(Element and coordinate records)
━━━━━━━━━━━━━━━━━━━━
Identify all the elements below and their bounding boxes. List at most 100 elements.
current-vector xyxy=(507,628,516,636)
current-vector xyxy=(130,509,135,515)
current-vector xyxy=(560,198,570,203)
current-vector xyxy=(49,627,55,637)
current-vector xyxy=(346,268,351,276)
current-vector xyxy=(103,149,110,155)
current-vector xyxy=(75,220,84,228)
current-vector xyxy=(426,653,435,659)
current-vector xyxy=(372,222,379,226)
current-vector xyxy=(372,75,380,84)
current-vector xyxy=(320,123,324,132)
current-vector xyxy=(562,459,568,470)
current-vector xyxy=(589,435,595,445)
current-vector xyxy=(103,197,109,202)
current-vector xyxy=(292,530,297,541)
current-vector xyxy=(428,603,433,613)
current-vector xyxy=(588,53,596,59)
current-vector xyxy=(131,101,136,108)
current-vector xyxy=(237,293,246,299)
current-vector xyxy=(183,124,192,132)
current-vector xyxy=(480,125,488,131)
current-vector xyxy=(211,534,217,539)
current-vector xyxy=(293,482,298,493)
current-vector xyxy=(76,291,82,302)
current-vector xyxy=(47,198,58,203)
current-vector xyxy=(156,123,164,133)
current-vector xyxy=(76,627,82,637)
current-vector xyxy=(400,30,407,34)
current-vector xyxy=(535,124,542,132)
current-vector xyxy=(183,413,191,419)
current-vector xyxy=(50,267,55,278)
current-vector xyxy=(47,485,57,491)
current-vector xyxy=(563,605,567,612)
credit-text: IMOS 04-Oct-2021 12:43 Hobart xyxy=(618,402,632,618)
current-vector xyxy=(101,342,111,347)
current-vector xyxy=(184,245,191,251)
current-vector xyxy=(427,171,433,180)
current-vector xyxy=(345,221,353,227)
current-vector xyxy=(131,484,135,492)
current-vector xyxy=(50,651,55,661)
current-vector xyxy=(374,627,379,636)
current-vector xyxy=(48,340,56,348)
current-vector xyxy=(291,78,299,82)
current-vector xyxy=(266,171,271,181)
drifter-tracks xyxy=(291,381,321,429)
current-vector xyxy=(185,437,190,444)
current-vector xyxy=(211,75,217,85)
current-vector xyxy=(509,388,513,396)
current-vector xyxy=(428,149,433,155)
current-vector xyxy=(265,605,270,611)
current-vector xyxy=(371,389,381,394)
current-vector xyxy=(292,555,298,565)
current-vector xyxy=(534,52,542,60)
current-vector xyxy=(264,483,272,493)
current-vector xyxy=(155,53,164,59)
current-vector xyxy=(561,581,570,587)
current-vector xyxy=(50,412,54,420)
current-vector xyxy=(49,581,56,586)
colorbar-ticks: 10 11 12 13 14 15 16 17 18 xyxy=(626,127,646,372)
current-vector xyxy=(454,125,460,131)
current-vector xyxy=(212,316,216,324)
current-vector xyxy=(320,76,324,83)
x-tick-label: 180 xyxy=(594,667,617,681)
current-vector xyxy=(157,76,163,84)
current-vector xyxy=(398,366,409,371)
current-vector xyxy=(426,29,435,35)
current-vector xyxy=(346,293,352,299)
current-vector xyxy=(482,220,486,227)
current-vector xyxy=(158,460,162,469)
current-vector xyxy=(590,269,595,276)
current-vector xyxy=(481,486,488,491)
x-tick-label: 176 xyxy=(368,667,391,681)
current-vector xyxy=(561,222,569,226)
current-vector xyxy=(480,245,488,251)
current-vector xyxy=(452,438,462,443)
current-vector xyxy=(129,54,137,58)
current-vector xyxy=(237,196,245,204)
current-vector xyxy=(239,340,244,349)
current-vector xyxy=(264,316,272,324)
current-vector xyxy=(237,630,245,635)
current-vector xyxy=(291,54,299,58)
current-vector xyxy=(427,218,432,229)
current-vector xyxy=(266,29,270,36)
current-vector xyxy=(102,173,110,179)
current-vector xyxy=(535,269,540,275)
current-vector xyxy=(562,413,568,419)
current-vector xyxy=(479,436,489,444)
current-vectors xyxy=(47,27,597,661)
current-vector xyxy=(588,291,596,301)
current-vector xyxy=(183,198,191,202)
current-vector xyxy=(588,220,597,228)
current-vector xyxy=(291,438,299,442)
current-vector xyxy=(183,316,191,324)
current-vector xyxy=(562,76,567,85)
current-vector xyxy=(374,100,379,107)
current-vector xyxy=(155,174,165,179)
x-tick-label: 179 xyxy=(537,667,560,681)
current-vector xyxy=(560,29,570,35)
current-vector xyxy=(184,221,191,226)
━━━━━━━━━━━━━━━━━━━━
• [DIRECTIONS]: Print the stretch of the material from the start through the line containing "current-vector xyxy=(75,220,84,228)", both ends included, reproducing each line exactly.

• [SOLUTION]:
Identify all the elements below and their bounding boxes. List at most 100 elements.
current-vector xyxy=(507,628,516,636)
current-vector xyxy=(130,509,135,515)
current-vector xyxy=(560,198,570,203)
current-vector xyxy=(49,627,55,637)
current-vector xyxy=(346,268,351,276)
current-vector xyxy=(103,149,110,155)
current-vector xyxy=(75,220,84,228)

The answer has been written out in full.